(Data items)
%%
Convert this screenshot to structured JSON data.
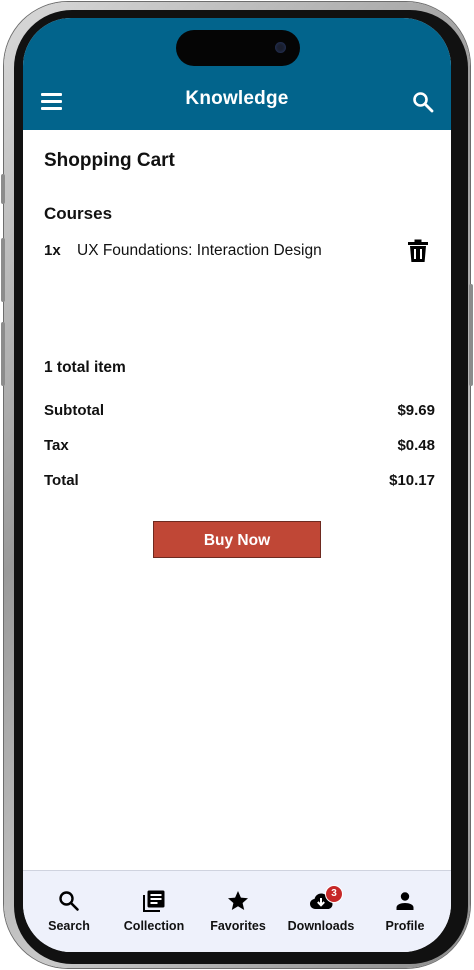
{
  "app": {
    "title": "Knowledge"
  },
  "colors": {
    "appbar": "#02648c",
    "buy_button": "#c04736",
    "badge": "#c62828",
    "nav_background": "#eef1fb"
  },
  "icons": {
    "menu": "menu-icon",
    "search": "search-icon",
    "delete": "trash-icon"
  },
  "cart": {
    "title": "Shopping Cart",
    "section": "Courses",
    "items": [
      {
        "qty": "1x",
        "name": "UX Foundations: Interaction Design"
      }
    ],
    "total_items": "1 total item",
    "summary": [
      {
        "label": "Subtotal",
        "value": "$9.69"
      },
      {
        "label": "Tax",
        "value": "$0.48"
      },
      {
        "label": "Total",
        "value": "$10.17"
      }
    ],
    "buy_label": "Buy Now"
  },
  "nav": {
    "items": [
      {
        "label": "Search",
        "icon": "search-icon"
      },
      {
        "label": "Collection",
        "icon": "collection-icon"
      },
      {
        "label": "Favorites",
        "icon": "star-icon"
      },
      {
        "label": "Downloads",
        "icon": "cloud-download-icon",
        "badge": "3"
      },
      {
        "label": "Profile",
        "icon": "person-icon"
      }
    ]
  }
}
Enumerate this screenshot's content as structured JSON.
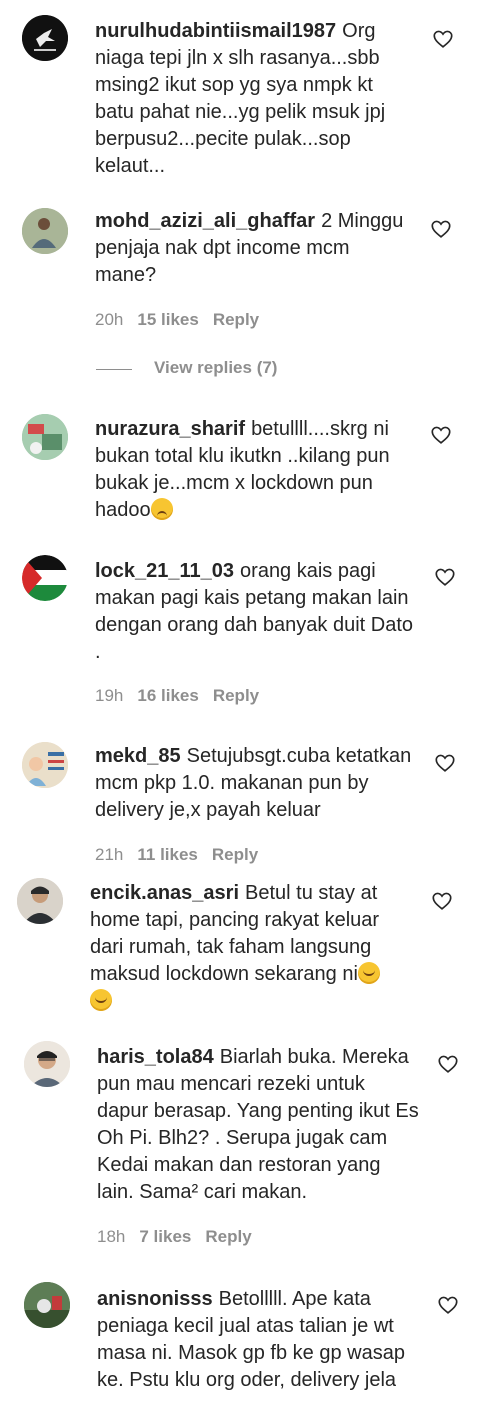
{
  "comments": [
    {
      "username": "nurulhudabintiismail1987",
      "text": "Org niaga tepi jln x slh rasanya...sbb msing2 ikut sop yg sya nmpk kt batu pahat nie...yg pelik msuk jpj berpusu2...pecite pulak...sop kelaut...",
      "avatar_color": "#1a1a1a"
    },
    {
      "username": "mohd_azizi_ali_ghaffar",
      "text": "2 Minggu penjaja nak dpt income mcm mane?",
      "time": "20h",
      "likes": "15 likes",
      "reply": "Reply",
      "avatar_color": "#7a8a6a"
    },
    {
      "username": "nurazura_sharif",
      "text": "betullll....skrg ni bukan total klu ikutkn ..kilang pun bukak je...mcm x lockdown pun hadoo",
      "avatar_color": "#8fb59a"
    },
    {
      "username": "lock_21_11_03",
      "text": "orang kais pagi makan pagi kais petang makan lain dengan orang dah banyak duit Dato .",
      "time": "19h",
      "likes": "16 likes",
      "reply": "Reply",
      "avatar_color": "#2c7a3a"
    },
    {
      "username": "mekd_85",
      "text": "Setujubsgt.cuba ketatkan mcm pkp 1.0. makanan pun by delivery je,x payah keluar",
      "time": "21h",
      "likes": "11 likes",
      "reply": "Reply",
      "avatar_color": "#d9cbb0"
    },
    {
      "username": "encik.anas_asri",
      "text": "Betul tu stay at home tapi, pancing rakyat keluar dari rumah, tak faham langsung maksud lockdown sekarang ni",
      "avatar_color": "#5b4a3d"
    },
    {
      "username": "haris_tola84",
      "text": "Biarlah buka. Mereka pun mau mencari rezeki untuk dapur berasap. Yang penting ikut Es Oh Pi. Blh2? . Serupa jugak cam Kedai makan dan restoran yang lain. Sama² cari makan.",
      "time": "18h",
      "likes": "7 likes",
      "reply": "Reply",
      "avatar_color": "#c9a68a"
    },
    {
      "username": "anisnonisss",
      "text": "Betolllll. Ape kata peniaga kecil jual atas talian je wt masa ni. Masok gp fb ke gp wasap ke. Pstu klu org oder, delivery jela",
      "avatar_color": "#3d5a3a"
    }
  ],
  "view_replies": "View replies (7)",
  "icons": {
    "like": "heart-outline-icon",
    "emoji_pensive": "pensive-face-icon",
    "emoji_laugh": "rolling-laughing-face-icon"
  }
}
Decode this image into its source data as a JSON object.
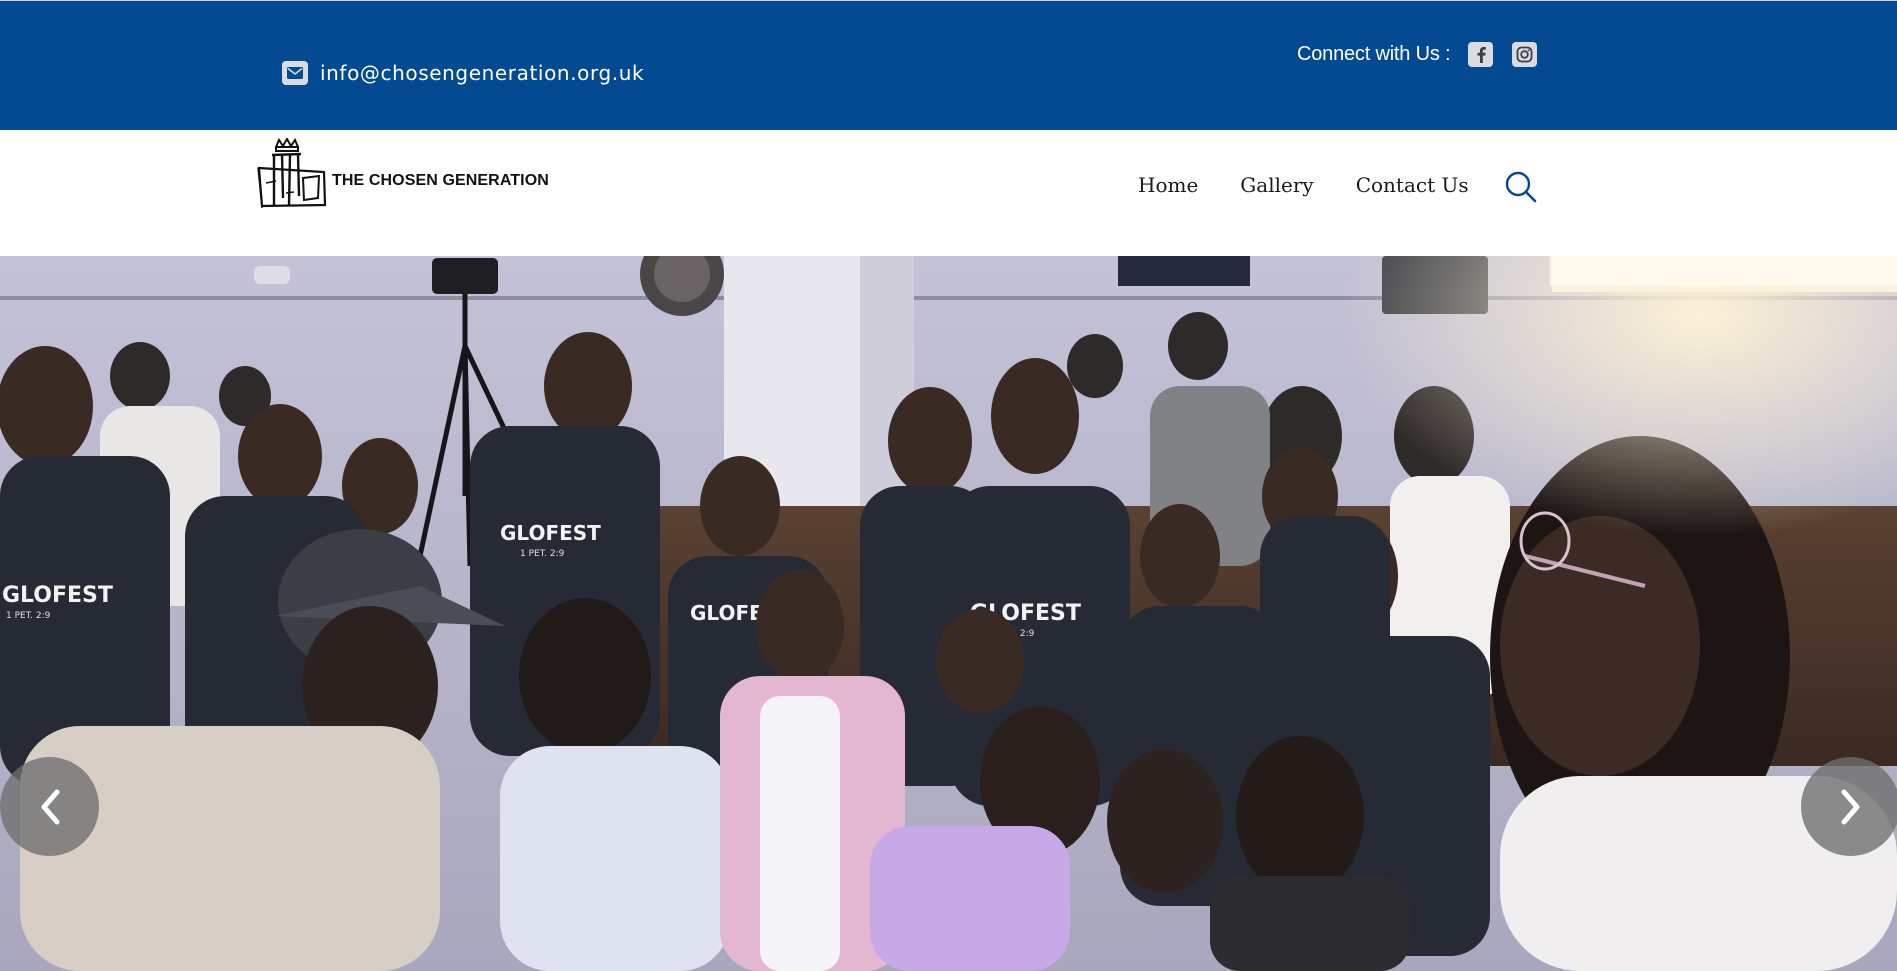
{
  "topbar": {
    "email": "info@chosengeneration.org.uk",
    "email_icon": "envelope-icon",
    "connect_label": "Connect with Us :",
    "social": [
      {
        "name": "facebook",
        "icon": "facebook-icon"
      },
      {
        "name": "instagram",
        "icon": "instagram-icon"
      }
    ]
  },
  "header": {
    "logo_text": "THE CHOSEN GENERATION",
    "nav": [
      {
        "label": "Home"
      },
      {
        "label": "Gallery"
      },
      {
        "label": "Contact Us"
      }
    ],
    "search_icon": "search-icon"
  },
  "hero": {
    "shirt_text": "GLOFEST",
    "shirt_subtext": "1 PET. 2:9",
    "prev_icon": "chevron-left-icon",
    "next_icon": "chevron-right-icon"
  },
  "colors": {
    "brand_blue": "#034a92",
    "icon_box": "#d9dde3",
    "arrow_bg": "#6e6e6e"
  }
}
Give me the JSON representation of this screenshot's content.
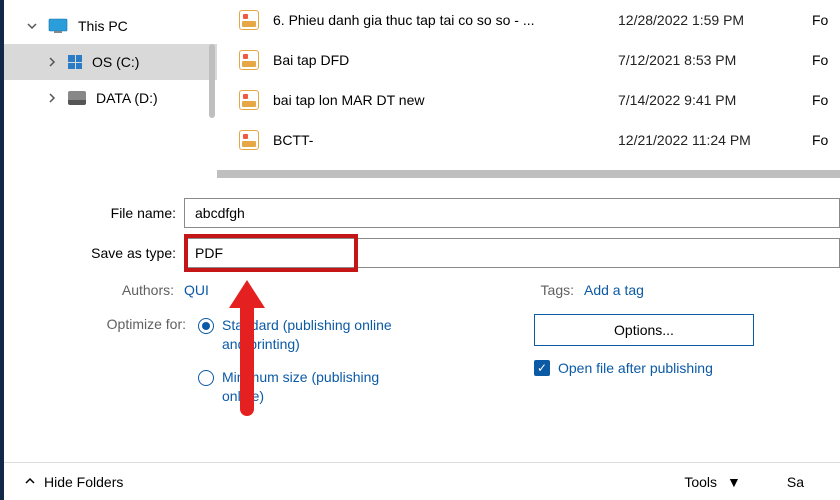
{
  "sidebar": {
    "thisPC": "This PC",
    "drives": [
      {
        "label": "OS (C:)",
        "selected": true
      },
      {
        "label": "DATA (D:)",
        "selected": false
      }
    ]
  },
  "files": [
    {
      "name": "6. Phieu danh gia thuc tap tai co so so - ...",
      "date": "12/28/2022 1:59 PM",
      "type": "Fo"
    },
    {
      "name": "Bai tap DFD",
      "date": "7/12/2021 8:53 PM",
      "type": "Fo"
    },
    {
      "name": "bai tap lon MAR DT new",
      "date": "7/14/2022 9:41 PM",
      "type": "Fo"
    },
    {
      "name": "BCTT-",
      "date": "12/21/2022 11:24 PM",
      "type": "Fo"
    }
  ],
  "form": {
    "fileNameLabel": "File name:",
    "fileNameValue": "abcdfgh",
    "saveAsTypeLabel": "Save as type:",
    "saveAsTypeValue": "PDF"
  },
  "meta": {
    "authorsLabel": "Authors:",
    "authorsValue": "QUI",
    "tagsLabel": "Tags:",
    "tagsValue": "Add a tag",
    "optimizeLabel": "Optimize for:",
    "optStandard": "Standard (publishing online and printing)",
    "optMinimum": "Minimum size (publishing online)",
    "optionsBtn": "Options...",
    "openAfter": "Open file after publishing"
  },
  "bottom": {
    "hideFolders": "Hide Folders",
    "tools": "Tools",
    "save": "Sa"
  }
}
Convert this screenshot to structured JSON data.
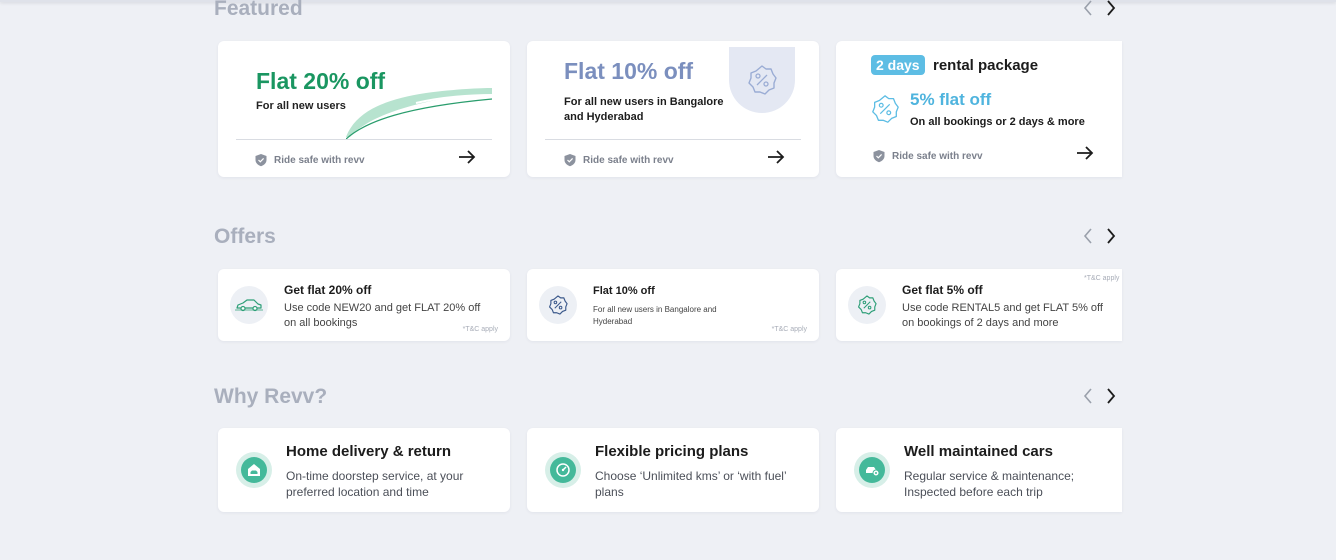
{
  "sections": {
    "featured": "Featured",
    "offers": "Offers",
    "why": "Why Revv?"
  },
  "featured": {
    "card1": {
      "title": "Flat 20% off",
      "subtitle": "For all new users",
      "footer": "Ride safe with revv"
    },
    "card2": {
      "title": "Flat 10% off",
      "subtitle": "For all new users in Bangalore and Hyderabad",
      "footer": "Ride safe with revv"
    },
    "card3": {
      "chip": "2 days",
      "heading": "rental package",
      "title": "5% flat off",
      "subtitle": "On all bookings or 2 days & more",
      "footer": "Ride safe with revv"
    }
  },
  "offers": [
    {
      "title": "Get flat 20% off",
      "desc": "Use code NEW20 and get FLAT 20% off on all bookings",
      "tnc": "*T&C apply"
    },
    {
      "title": "Flat 10% off",
      "desc": "For all new users in Bangalore and Hyderabad",
      "tnc": "*T&C apply"
    },
    {
      "title": "Get flat 5% off",
      "desc": "Use code RENTAL5 and get FLAT 5% off on bookings of 2 days and more",
      "tnc": "*T&C apply"
    }
  ],
  "why": [
    {
      "title": "Home delivery & return",
      "desc": "On-time doorstep service, at your preferred location and time"
    },
    {
      "title": "Flexible pricing plans",
      "desc": "Choose ‘Unlimited kms’ or ‘with fuel’ plans"
    },
    {
      "title": "Well maintained cars",
      "desc": "Regular service & maintenance; Inspected before each trip"
    }
  ],
  "icons": {
    "prev": "chevron-left-icon",
    "next": "chevron-right-icon",
    "shield": "shield-icon",
    "go": "arrow-right-icon",
    "discount": "discount-badge-icon",
    "car": "car-icon",
    "home": "home-car-icon",
    "meter": "speedometer-icon",
    "service": "car-service-icon"
  },
  "colors": {
    "green": "#1a9661",
    "blue_grey": "#7b8fbe",
    "sky": "#4fb4de",
    "teal": "#44b99a",
    "section_grey": "#a9afbd"
  }
}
%%
**Aim of the exercise:**
Pick each line holding the word "left" out of the data and copy it.

**Response for this exercise:**
    "prev_icon": "chevron-left-icon",
    "prev": "chevron-left-icon",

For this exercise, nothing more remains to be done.